BEGIN TASK INPUTS
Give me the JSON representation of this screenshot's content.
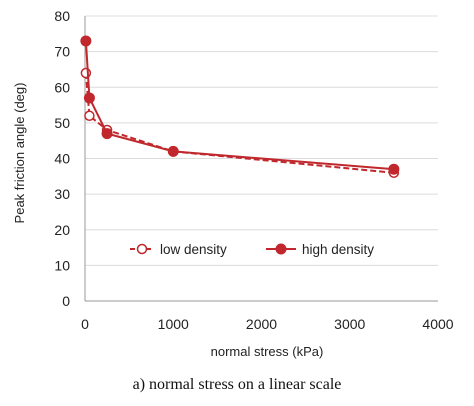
{
  "chart_data": {
    "type": "line",
    "xlabel": "normal stress (kPa)",
    "ylabel": "Peak friction angle (deg)",
    "xlim": [
      0,
      4000
    ],
    "ylim": [
      0,
      80
    ],
    "x_ticks": [
      0,
      1000,
      2000,
      3000,
      4000
    ],
    "y_ticks": [
      0,
      10,
      20,
      30,
      40,
      50,
      60,
      70,
      80
    ],
    "grid": "horizontal",
    "legend_position": "center-left",
    "series": [
      {
        "name": "low density",
        "color": "#c0282d",
        "line_style": "dashed",
        "marker": "open-circle",
        "x": [
          10,
          50,
          250,
          1000,
          3500
        ],
        "y": [
          64,
          52,
          48,
          42,
          36
        ]
      },
      {
        "name": "high density",
        "color": "#c0282d",
        "line_style": "solid",
        "marker": "filled-circle",
        "x": [
          10,
          50,
          250,
          1000,
          3500
        ],
        "y": [
          73,
          57,
          47,
          42,
          37
        ]
      }
    ]
  },
  "caption": "a) normal stress on a linear scale"
}
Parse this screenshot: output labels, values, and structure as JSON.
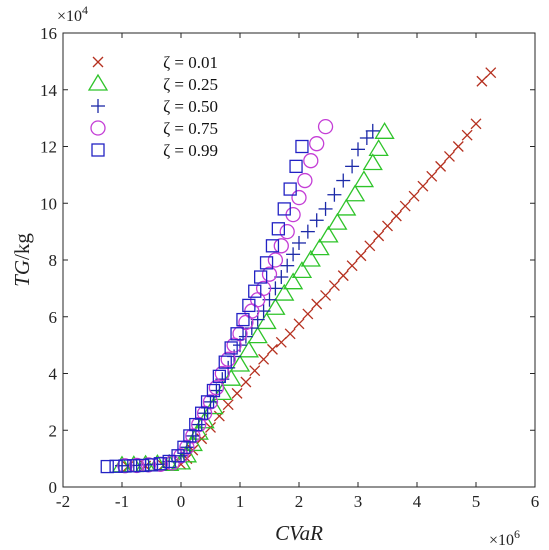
{
  "chart_data": {
    "type": "scatter",
    "title": "",
    "xlabel": "CVaR",
    "ylabel_italic": "TG",
    "ylabel_unit": "/kg",
    "x_exponent_base": "×10",
    "x_exponent_power": "6",
    "y_exponent_base": "×10",
    "y_exponent_power": "4",
    "xlim": [
      -2,
      6
    ],
    "ylim": [
      0,
      16
    ],
    "x_ticks": [
      -2,
      -1,
      0,
      1,
      2,
      3,
      4,
      5,
      6
    ],
    "y_ticks": [
      0,
      2,
      4,
      6,
      8,
      10,
      12,
      14,
      16
    ],
    "x_tick_labels": [
      "-2",
      "-1",
      "0",
      "1",
      "2",
      "3",
      "4",
      "5",
      "6"
    ],
    "y_tick_labels": [
      "0",
      "2",
      "4",
      "6",
      "8",
      "10",
      "12",
      "14",
      "16"
    ],
    "grid": false,
    "legend_position": "top-left",
    "series": [
      {
        "name": "ζ = 0.01",
        "marker": "x",
        "color": "#b5301f",
        "points": [
          [
            -0.9,
            0.72
          ],
          [
            -0.6,
            0.74
          ],
          [
            -0.3,
            0.76
          ],
          [
            0.0,
            0.8
          ],
          [
            0.1,
            1.0
          ],
          [
            0.2,
            1.3
          ],
          [
            0.35,
            1.7
          ],
          [
            0.5,
            2.1
          ],
          [
            0.65,
            2.5
          ],
          [
            0.8,
            2.9
          ],
          [
            0.95,
            3.3
          ],
          [
            1.1,
            3.7
          ],
          [
            1.25,
            4.1
          ],
          [
            1.4,
            4.5
          ],
          [
            1.55,
            4.85
          ],
          [
            1.7,
            5.1
          ],
          [
            1.85,
            5.4
          ],
          [
            2.0,
            5.75
          ],
          [
            2.15,
            6.1
          ],
          [
            2.3,
            6.45
          ],
          [
            2.45,
            6.75
          ],
          [
            2.6,
            7.1
          ],
          [
            2.75,
            7.45
          ],
          [
            2.9,
            7.8
          ],
          [
            3.05,
            8.15
          ],
          [
            3.2,
            8.5
          ],
          [
            3.35,
            8.85
          ],
          [
            3.5,
            9.2
          ],
          [
            3.65,
            9.55
          ],
          [
            3.8,
            9.9
          ],
          [
            3.95,
            10.25
          ],
          [
            4.1,
            10.6
          ],
          [
            4.25,
            10.95
          ],
          [
            4.4,
            11.3
          ],
          [
            4.55,
            11.65
          ],
          [
            4.7,
            12.0
          ],
          [
            4.85,
            12.4
          ],
          [
            5.0,
            12.8
          ],
          [
            5.1,
            14.3
          ],
          [
            5.25,
            14.6
          ]
        ]
      },
      {
        "name": "ζ = 0.25",
        "marker": "triangle",
        "color": "#2fc42a",
        "points": [
          [
            -1.0,
            0.75
          ],
          [
            -0.8,
            0.76
          ],
          [
            -0.6,
            0.78
          ],
          [
            -0.4,
            0.8
          ],
          [
            -0.2,
            0.8
          ],
          [
            0.0,
            0.85
          ],
          [
            0.1,
            1.1
          ],
          [
            0.2,
            1.5
          ],
          [
            0.3,
            1.9
          ],
          [
            0.4,
            2.3
          ],
          [
            0.55,
            2.8
          ],
          [
            0.7,
            3.3
          ],
          [
            0.85,
            3.8
          ],
          [
            1.0,
            4.3
          ],
          [
            1.15,
            4.8
          ],
          [
            1.3,
            5.3
          ],
          [
            1.45,
            5.8
          ],
          [
            1.6,
            6.3
          ],
          [
            1.75,
            6.8
          ],
          [
            1.9,
            7.2
          ],
          [
            2.05,
            7.6
          ],
          [
            2.2,
            8.0
          ],
          [
            2.35,
            8.4
          ],
          [
            2.5,
            8.85
          ],
          [
            2.65,
            9.3
          ],
          [
            2.8,
            9.8
          ],
          [
            2.95,
            10.3
          ],
          [
            3.1,
            10.8
          ],
          [
            3.25,
            11.4
          ],
          [
            3.35,
            11.9
          ],
          [
            3.45,
            12.5
          ]
        ]
      },
      {
        "name": "ζ = 0.50",
        "marker": "plus",
        "color": "#1c2aa8",
        "points": [
          [
            -1.0,
            0.75
          ],
          [
            -0.8,
            0.76
          ],
          [
            -0.6,
            0.78
          ],
          [
            -0.4,
            0.8
          ],
          [
            -0.2,
            0.9
          ],
          [
            0.0,
            1.1
          ],
          [
            0.1,
            1.4
          ],
          [
            0.2,
            1.8
          ],
          [
            0.3,
            2.2
          ],
          [
            0.4,
            2.6
          ],
          [
            0.5,
            3.0
          ],
          [
            0.6,
            3.4
          ],
          [
            0.7,
            3.8
          ],
          [
            0.8,
            4.2
          ],
          [
            0.9,
            4.6
          ],
          [
            1.0,
            5.0
          ],
          [
            1.1,
            5.3
          ],
          [
            1.2,
            5.6
          ],
          [
            1.3,
            5.9
          ],
          [
            1.4,
            6.2
          ],
          [
            1.5,
            6.6
          ],
          [
            1.6,
            7.0
          ],
          [
            1.7,
            7.4
          ],
          [
            1.8,
            7.8
          ],
          [
            1.9,
            8.2
          ],
          [
            2.0,
            8.6
          ],
          [
            2.15,
            9.0
          ],
          [
            2.3,
            9.4
          ],
          [
            2.45,
            9.8
          ],
          [
            2.6,
            10.3
          ],
          [
            2.75,
            10.8
          ],
          [
            2.9,
            11.3
          ],
          [
            3.0,
            11.9
          ],
          [
            3.15,
            12.3
          ],
          [
            3.25,
            12.55
          ]
        ]
      },
      {
        "name": "ζ = 0.75",
        "marker": "circle",
        "color": "#c43ed6",
        "points": [
          [
            -0.95,
            0.75
          ],
          [
            -0.75,
            0.76
          ],
          [
            -0.55,
            0.78
          ],
          [
            -0.35,
            0.8
          ],
          [
            -0.15,
            0.85
          ],
          [
            0.0,
            1.1
          ],
          [
            0.1,
            1.4
          ],
          [
            0.2,
            1.8
          ],
          [
            0.3,
            2.2
          ],
          [
            0.4,
            2.6
          ],
          [
            0.5,
            3.0
          ],
          [
            0.6,
            3.5
          ],
          [
            0.7,
            4.0
          ],
          [
            0.8,
            4.5
          ],
          [
            0.9,
            5.0
          ],
          [
            1.0,
            5.4
          ],
          [
            1.1,
            5.8
          ],
          [
            1.2,
            6.2
          ],
          [
            1.3,
            6.6
          ],
          [
            1.4,
            7.0
          ],
          [
            1.5,
            7.5
          ],
          [
            1.6,
            8.0
          ],
          [
            1.7,
            8.5
          ],
          [
            1.8,
            9.0
          ],
          [
            1.9,
            9.6
          ],
          [
            2.0,
            10.2
          ],
          [
            2.1,
            10.8
          ],
          [
            2.2,
            11.5
          ],
          [
            2.3,
            12.1
          ],
          [
            2.45,
            12.7
          ]
        ]
      },
      {
        "name": "ζ = 0.99",
        "marker": "square",
        "color": "#2222c4",
        "points": [
          [
            -1.25,
            0.72
          ],
          [
            -1.1,
            0.73
          ],
          [
            -0.95,
            0.74
          ],
          [
            -0.8,
            0.75
          ],
          [
            -0.65,
            0.76
          ],
          [
            -0.5,
            0.78
          ],
          [
            -0.35,
            0.82
          ],
          [
            -0.2,
            0.9
          ],
          [
            -0.05,
            1.1
          ],
          [
            0.05,
            1.4
          ],
          [
            0.15,
            1.8
          ],
          [
            0.25,
            2.2
          ],
          [
            0.35,
            2.6
          ],
          [
            0.45,
            3.0
          ],
          [
            0.55,
            3.4
          ],
          [
            0.65,
            3.9
          ],
          [
            0.75,
            4.4
          ],
          [
            0.85,
            4.9
          ],
          [
            0.95,
            5.4
          ],
          [
            1.05,
            5.9
          ],
          [
            1.15,
            6.4
          ],
          [
            1.25,
            6.9
          ],
          [
            1.35,
            7.4
          ],
          [
            1.45,
            7.9
          ],
          [
            1.55,
            8.5
          ],
          [
            1.65,
            9.1
          ],
          [
            1.75,
            9.8
          ],
          [
            1.85,
            10.5
          ],
          [
            1.95,
            11.3
          ],
          [
            2.05,
            12.0
          ]
        ]
      }
    ]
  }
}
END TASK INPUTS
### [PROBLEM STATEMENT]
Reply with only the number of lines in the entries that contain the word "left".

### [FINISHED ANSWER]
2